>> Begin Task material
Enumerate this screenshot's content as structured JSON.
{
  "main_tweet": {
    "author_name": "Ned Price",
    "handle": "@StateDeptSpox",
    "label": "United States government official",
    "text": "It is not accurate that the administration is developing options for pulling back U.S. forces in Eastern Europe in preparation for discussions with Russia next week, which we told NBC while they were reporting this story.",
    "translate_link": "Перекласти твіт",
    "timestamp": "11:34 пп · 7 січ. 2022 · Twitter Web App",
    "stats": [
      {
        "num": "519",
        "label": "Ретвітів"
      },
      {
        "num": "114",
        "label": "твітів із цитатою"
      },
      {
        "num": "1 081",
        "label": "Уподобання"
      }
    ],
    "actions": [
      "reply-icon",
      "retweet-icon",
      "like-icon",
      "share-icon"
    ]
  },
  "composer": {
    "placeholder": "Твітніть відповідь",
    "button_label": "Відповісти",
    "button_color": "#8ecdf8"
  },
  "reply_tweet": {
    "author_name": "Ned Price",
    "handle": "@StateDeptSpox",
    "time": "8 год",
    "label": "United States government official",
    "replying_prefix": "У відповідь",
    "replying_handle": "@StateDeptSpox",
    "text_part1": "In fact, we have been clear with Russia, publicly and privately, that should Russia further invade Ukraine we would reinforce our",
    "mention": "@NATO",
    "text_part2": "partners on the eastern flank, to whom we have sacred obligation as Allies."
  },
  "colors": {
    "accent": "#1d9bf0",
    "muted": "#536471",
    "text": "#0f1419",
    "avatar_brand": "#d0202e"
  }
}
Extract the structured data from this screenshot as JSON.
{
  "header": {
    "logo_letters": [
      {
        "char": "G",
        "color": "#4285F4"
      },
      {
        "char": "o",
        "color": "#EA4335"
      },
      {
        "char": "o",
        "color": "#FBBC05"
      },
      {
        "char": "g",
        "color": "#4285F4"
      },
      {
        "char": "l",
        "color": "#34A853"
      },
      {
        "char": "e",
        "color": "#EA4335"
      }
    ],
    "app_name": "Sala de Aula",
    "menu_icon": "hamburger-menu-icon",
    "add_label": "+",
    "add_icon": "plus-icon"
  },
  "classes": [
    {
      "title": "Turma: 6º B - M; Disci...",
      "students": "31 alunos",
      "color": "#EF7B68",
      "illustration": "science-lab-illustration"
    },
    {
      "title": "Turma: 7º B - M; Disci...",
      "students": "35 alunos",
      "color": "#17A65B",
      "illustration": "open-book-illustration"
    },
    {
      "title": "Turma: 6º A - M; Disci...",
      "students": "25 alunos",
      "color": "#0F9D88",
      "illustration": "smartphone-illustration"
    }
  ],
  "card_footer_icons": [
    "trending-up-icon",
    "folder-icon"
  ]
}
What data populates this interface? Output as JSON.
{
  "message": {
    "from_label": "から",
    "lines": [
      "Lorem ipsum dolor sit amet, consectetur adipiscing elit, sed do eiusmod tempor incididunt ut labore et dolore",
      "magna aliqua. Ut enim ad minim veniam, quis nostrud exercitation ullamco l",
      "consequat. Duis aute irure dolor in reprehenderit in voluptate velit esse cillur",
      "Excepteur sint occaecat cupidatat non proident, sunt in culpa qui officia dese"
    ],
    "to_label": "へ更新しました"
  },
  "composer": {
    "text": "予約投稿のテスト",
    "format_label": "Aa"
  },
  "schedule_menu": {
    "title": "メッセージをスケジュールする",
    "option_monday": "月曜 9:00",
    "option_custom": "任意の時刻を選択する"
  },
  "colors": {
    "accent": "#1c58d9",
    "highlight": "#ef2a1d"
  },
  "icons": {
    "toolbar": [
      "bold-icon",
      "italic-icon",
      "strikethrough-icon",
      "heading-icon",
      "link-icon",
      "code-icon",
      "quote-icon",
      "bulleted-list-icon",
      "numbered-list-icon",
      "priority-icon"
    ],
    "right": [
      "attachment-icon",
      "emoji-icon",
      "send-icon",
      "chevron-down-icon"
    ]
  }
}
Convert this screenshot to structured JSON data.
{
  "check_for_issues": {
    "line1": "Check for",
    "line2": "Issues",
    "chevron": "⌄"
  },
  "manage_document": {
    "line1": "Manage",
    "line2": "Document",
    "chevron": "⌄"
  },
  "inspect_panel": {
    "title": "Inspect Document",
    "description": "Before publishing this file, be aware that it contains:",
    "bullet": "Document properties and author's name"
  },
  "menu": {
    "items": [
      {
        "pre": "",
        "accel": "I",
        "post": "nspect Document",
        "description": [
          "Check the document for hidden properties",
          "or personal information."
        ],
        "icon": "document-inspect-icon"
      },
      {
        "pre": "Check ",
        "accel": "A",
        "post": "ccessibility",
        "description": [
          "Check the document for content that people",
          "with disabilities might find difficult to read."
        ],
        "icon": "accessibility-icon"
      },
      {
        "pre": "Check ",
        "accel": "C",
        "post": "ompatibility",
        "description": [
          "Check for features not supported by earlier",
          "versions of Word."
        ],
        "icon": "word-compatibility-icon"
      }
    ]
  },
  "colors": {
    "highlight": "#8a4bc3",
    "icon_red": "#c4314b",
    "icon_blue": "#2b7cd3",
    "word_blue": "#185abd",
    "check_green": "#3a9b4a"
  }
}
>> End Task material
▶ [Required task] Find "відповідь". Copy every line it occurs in.

▶ [Completed exercise]
    "placeholder": "Твітніть відповідь",
    "replying_prefix": "У відповідь",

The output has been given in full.